EXERCISE INSTRUCTIONS:
Can you print every record below exactly as written?

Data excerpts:
........
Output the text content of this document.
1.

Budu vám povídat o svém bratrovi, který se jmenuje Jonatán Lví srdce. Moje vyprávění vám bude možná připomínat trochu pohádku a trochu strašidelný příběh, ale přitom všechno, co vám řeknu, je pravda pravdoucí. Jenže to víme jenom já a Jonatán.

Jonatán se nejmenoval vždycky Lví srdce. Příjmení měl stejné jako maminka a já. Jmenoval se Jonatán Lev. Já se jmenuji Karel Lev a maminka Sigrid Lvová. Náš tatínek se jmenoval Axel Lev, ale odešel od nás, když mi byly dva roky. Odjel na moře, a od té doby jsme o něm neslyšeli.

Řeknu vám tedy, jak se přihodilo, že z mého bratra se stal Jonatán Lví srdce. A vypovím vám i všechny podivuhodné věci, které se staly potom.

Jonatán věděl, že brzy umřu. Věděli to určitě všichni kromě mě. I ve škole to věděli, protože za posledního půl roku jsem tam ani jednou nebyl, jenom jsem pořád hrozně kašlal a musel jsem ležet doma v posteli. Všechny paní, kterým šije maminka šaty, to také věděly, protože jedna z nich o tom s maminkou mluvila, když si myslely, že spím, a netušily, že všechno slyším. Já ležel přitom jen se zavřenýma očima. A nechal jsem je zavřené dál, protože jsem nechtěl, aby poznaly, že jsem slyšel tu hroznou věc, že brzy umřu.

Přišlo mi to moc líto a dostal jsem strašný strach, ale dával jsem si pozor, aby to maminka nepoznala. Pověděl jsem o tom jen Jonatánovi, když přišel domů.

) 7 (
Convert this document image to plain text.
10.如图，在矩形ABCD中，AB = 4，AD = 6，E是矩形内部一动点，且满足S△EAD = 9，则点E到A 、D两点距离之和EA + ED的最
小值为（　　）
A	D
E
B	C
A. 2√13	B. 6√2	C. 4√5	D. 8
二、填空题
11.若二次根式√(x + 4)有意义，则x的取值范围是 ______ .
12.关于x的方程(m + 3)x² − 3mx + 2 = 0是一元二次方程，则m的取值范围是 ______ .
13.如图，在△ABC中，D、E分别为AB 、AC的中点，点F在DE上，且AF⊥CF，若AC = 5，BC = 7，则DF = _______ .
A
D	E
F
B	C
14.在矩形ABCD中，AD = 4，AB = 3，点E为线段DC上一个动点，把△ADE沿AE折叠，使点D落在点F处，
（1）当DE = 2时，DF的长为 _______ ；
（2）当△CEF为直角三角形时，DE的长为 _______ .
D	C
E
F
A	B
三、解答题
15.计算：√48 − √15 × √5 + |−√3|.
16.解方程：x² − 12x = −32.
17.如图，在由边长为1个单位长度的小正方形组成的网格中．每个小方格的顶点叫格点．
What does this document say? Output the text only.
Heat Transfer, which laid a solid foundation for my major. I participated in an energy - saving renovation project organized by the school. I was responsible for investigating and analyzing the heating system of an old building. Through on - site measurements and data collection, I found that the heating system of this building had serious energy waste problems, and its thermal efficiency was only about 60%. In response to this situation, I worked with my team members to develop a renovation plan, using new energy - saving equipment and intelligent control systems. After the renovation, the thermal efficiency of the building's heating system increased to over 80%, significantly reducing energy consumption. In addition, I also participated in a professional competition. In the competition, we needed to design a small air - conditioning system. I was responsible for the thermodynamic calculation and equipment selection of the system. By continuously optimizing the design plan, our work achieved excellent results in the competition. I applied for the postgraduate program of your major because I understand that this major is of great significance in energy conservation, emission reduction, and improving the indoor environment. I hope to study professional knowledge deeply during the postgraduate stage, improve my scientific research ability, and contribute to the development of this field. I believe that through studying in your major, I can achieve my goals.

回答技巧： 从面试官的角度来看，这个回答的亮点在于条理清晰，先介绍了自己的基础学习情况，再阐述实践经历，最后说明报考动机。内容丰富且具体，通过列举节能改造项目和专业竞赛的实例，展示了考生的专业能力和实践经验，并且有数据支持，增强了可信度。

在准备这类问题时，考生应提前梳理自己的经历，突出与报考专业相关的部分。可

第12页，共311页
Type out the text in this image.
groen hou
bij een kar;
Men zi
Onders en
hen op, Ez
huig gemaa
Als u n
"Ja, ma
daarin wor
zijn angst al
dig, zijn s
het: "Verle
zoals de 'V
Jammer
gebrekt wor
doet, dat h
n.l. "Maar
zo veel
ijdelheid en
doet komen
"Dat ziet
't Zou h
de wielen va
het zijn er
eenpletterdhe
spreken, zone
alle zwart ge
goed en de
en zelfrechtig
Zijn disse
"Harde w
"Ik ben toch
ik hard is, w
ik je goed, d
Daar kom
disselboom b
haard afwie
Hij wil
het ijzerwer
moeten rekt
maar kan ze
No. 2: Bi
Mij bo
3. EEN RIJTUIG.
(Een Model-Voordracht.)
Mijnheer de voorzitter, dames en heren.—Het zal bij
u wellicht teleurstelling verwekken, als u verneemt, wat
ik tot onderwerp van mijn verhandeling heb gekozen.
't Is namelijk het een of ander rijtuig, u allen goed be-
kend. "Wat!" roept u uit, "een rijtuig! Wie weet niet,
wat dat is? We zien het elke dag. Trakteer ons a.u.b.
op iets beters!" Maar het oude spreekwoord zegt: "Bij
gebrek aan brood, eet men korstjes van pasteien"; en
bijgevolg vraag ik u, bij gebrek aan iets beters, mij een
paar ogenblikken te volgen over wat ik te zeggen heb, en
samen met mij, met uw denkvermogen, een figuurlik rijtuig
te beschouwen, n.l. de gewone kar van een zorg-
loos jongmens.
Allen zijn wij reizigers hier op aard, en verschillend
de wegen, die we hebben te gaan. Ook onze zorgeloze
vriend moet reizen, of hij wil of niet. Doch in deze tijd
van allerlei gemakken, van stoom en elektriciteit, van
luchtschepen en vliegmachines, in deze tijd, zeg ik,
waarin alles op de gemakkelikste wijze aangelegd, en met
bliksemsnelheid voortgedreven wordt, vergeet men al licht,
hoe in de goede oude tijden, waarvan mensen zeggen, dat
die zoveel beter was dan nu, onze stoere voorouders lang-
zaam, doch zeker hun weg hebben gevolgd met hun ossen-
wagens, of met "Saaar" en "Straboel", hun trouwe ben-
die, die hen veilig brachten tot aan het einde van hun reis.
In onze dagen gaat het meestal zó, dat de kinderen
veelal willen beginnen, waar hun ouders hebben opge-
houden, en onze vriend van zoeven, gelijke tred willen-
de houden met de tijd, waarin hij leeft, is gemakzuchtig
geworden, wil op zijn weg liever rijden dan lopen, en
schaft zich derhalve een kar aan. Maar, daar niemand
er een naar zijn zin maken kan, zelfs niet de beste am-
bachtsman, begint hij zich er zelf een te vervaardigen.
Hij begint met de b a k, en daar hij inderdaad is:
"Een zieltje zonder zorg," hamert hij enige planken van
........
ANSWER FOR THIS EXERCISE:
Output the text content of this document.
1.

Budu vám povídat o svém bratrovi, který se jmenuje Jonatán Lví srdce. Moje vyprávění vám bude možná připomínat trochu pohádku a trochu strašidelný příběh, ale přitom všechno, co vám řeknu, je pravda pravdoucí. Jenže to víme jenom já a Jonatán.

Jonatán se nejmenoval vždycky Lví srdce. Příjmení měl stejné jako maminka a já. Jmenoval se Jonatán Lev. Já se jmenuji Karel Lev a maminka Sigrid Lvová. Náš tatínek se jmenoval Axel Lev, ale odešel od nás, když mi byly dva roky. Odjel na moře, a od té doby jsme o něm neslyšeli.

Řeknu vám tedy, jak se přihodilo, že z mého bratra se stal Jonatán Lví srdce. A vypovím vám i všechny podivuhodné věci, které se staly potom.

Jonatán věděl, že brzy umřu. Věděli to určitě všichni kromě mě. I ve škole to věděli, protože za posledního půl roku jsem tam ani jednou nebyl, jenom jsem pořád hrozně kašlal a musel jsem ležet doma v posteli. Všechny paní, kterým šije maminka šaty, to také věděly, protože jedna z nich o tom s maminkou mluvila, když si myslely, že spím, a netušily, že všechno slyším. Já ležel přitom jen se zavřenýma očima. A nechal jsem je zavřené dál, protože jsem nechtěl, aby poznaly, že jsem slyšel tu hroznou věc, že brzy umřu.

Přišlo mi to moc líto a dostal jsem strašný strach, ale dával jsem si pozor, aby to maminka nepoznala. Pověděl jsem o tom jen Jonatánovi, když přišel domů.

) 7 (
Convert this document image to plain text.
10.如图，在矩形ABCD中，AB = 4，AD = 6，E是矩形内部一动点，且满足S△EAD = 9，则点E到A 、D两点距离之和EA + ED的最
小值为（　　）
A	D
E
B	C
A. 2√13	B. 6√2	C. 4√5	D. 8
二、填空题
11.若二次根式√(x + 4)有意义，则x的取值范围是 ______ .
12.关于x的方程(m + 3)x² − 3mx + 2 = 0是一元二次方程，则m的取值范围是 ______ .
13.如图，在△ABC中，D、E分别为AB 、AC的中点，点F在DE上，且AF⊥CF，若AC = 5，BC = 7，则DF = _______ .
A
D	E
F
B	C
14.在矩形ABCD中，AD = 4，AB = 3，点E为线段DC上一个动点，把△ADE沿AE折叠，使点D落在点F处，
（1）当DE = 2时，DF的长为 _______ ；
（2）当△CEF为直角三角形时，DE的长为 _______ .
D	C
E
F
A	B
三、解答题
15.计算：√48 − √15 × √5 + |−√3|.
16.解方程：x² − 12x = −32.
17.如图，在由边长为1个单位长度的小正方形组成的网格中．每个小方格的顶点叫格点．
What does this document say? Output the text only.
Heat Transfer, which laid a solid foundation for my major. I participated in an energy - saving renovation project organized by the school. I was responsible for investigating and analyzing the heating system of an old building. Through on - site measurements and data collection, I found that the heating system of this building had serious energy waste problems, and its thermal efficiency was only about 60%. In response to this situation, I worked with my team members to develop a renovation plan, using new energy - saving equipment and intelligent control systems. After the renovation, the thermal efficiency of the building's heating system increased to over 80%, significantly reducing energy consumption. In addition, I also participated in a professional competition. In the competition, we needed to design a small air - conditioning system. I was responsible for the thermodynamic calculation and equipment selection of the system. By continuously optimizing the design plan, our work achieved excellent results in the competition. I applied for the postgraduate program of your major because I understand that this major is of great significance in energy conservation, emission reduction, and improving the indoor environment. I hope to study professional knowledge deeply during the postgraduate stage, improve my scientific research ability, and contribute to the development of this field. I believe that through studying in your major, I can achieve my goals.

回答技巧： 从面试官的角度来看，这个回答的亮点在于条理清晰，先介绍了自己的基础学习情况，再阐述实践经历，最后说明报考动机。内容丰富且具体，通过列举节能改造项目和专业竞赛的实例，展示了考生的专业能力和实践经验，并且有数据支持，增强了可信度。

在准备这类问题时，考生应提前梳理自己的经历，突出与报考专业相关的部分。可

第12页，共311页
Type out the text in this image.
groen hou
bij een kar;
Men zi
Onders en
hen op, Ez
huig gemaa
Als u n
"Ja, ma
daarin wor
zijn angst al
dig, zijn s
het: "Verle
zoals de 'V
Jammer
gebrekt wor
doet, dat h
n.l. "Maar
zo veel
ijdelheid en
doet komen
"Dat ziet
't Zou h
de wielen va
het zijn er
eenpletterdhe
spreken, zone
alle zwart ge
goed en de
en zelfrechtig
Zijn disse
"Harde w
"Ik ben toch
ik hard is, w
ik je goed, d
Daar kom
disselboom b
haard afwie
Hij wil
het ijzerwer
moeten rekt
maar kan ze
No. 2: Bi
Mij bo
3. EEN RIJTUIG.
(Een Model-Voordracht.)
Mijnheer de voorzitter, dames en heren.—Het zal bij
u wellicht teleurstelling verwekken, als u verneemt, wat
ik tot onderwerp van mijn verhandeling heb gekozen.
't Is namelijk het een of ander rijtuig, u allen goed be-
kend. "Wat!" roept u uit, "een rijtuig! Wie weet niet,
wat dat is? We zien het elke dag. Trakteer ons a.u.b.
op iets beters!" Maar het oude spreekwoord zegt: "Bij
gebrek aan brood, eet men korstjes van pasteien"; en
bijgevolg vraag ik u, bij gebrek aan iets beters, mij een
paar ogenblikken te volgen over wat ik te zeggen heb, en
samen met mij, met uw denkvermogen, een figuurlik rijtuig
te beschouwen, n.l. de gewone kar van een zorg-
loos jongmens.
Allen zijn wij reizigers hier op aard, en verschillend
de wegen, die we hebben te gaan. Ook onze zorgeloze
vriend moet reizen, of hij wil of niet. Doch in deze tijd
van allerlei gemakken, van stoom en elektriciteit, van
luchtschepen en vliegmachines, in deze tijd, zeg ik,
waarin alles op de gemakkelikste wijze aangelegd, en met
bliksemsnelheid voortgedreven wordt, vergeet men al licht,
hoe in de goede oude tijden, waarvan mensen zeggen, dat
die zoveel beter was dan nu, onze stoere voorouders lang-
zaam, doch zeker hun weg hebben gevolgd met hun ossen-
wagens, of met "Saaar" en "Straboel", hun trouwe ben-
die, die hen veilig brachten tot aan het einde van hun reis.
In onze dagen gaat het meestal zó, dat de kinderen
veelal willen beginnen, waar hun ouders hebben opge-
houden, en onze vriend van zoeven, gelijke tred willen-
de houden met de tijd, waarin hij leeft, is gemakzuchtig
geworden, wil op zijn weg liever rijden dan lopen, en
schaft zich derhalve een kar aan. Maar, daar niemand
er een naar zijn zin maken kan, zelfs niet de beste am-
bachtsman, begint hij zich er zelf een te vervaardigen.
Hij begint met de b a k, en daar hij inderdaad is:
"Een zieltje zonder zorg," hamert hij enige planken van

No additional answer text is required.